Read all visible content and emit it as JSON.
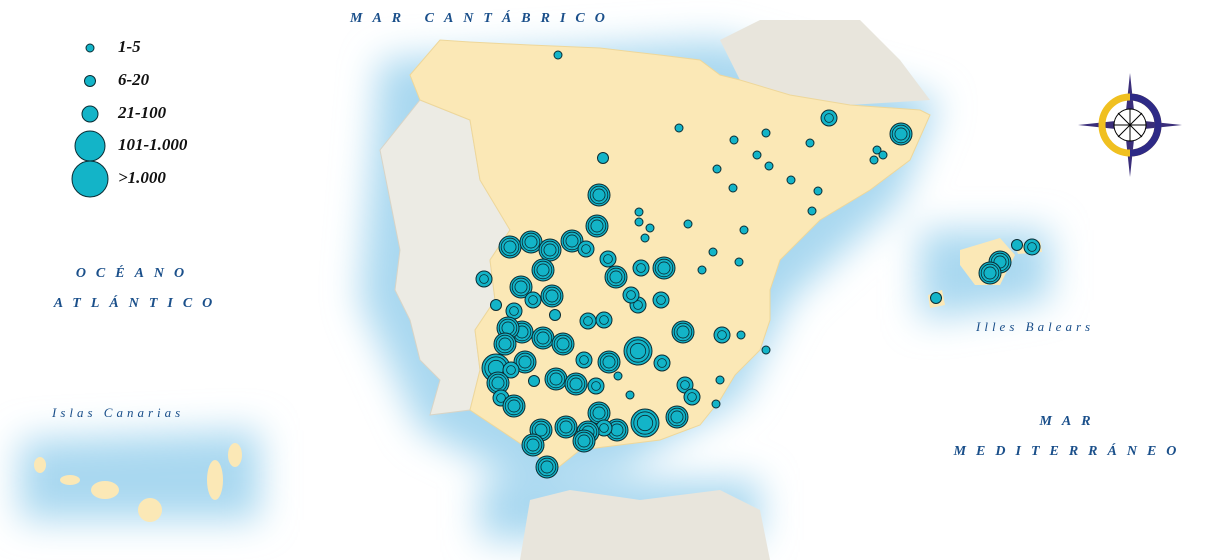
{
  "seas": {
    "north": "MAR CANTÁBRICO",
    "atlantic": [
      "OCÉANO",
      "ATLÁNTICO"
    ],
    "mediterranean": [
      "MAR",
      "MEDITERRÁNEO"
    ]
  },
  "islands": {
    "canarias": "Islas Canarias",
    "balears": "Illes Balears"
  },
  "legend": [
    "1-5",
    "6-20",
    "21-100",
    "101-1.000",
    ">1.000"
  ]
}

- - -

### [Aim]
A faithful copy of the records above is needed, with the pictures left out.

### [Result below]
Read all visible content and emit it as JSON.
{
  "seas": {
    "north": "MAR CANTÁBRICO",
    "atlantic": [
      "OCÉANO",
      "ATLÁNTICO"
    ],
    "mediterranean": [
      "MAR",
      "MEDITERRÁNEO"
    ]
  },
  "islands": {
    "canarias": "Islas Canarias",
    "balears": "Illes Balears"
  },
  "legend": [
    "1-5",
    "6-20",
    "21-100",
    "101-1.000",
    ">1.000"
  ]
}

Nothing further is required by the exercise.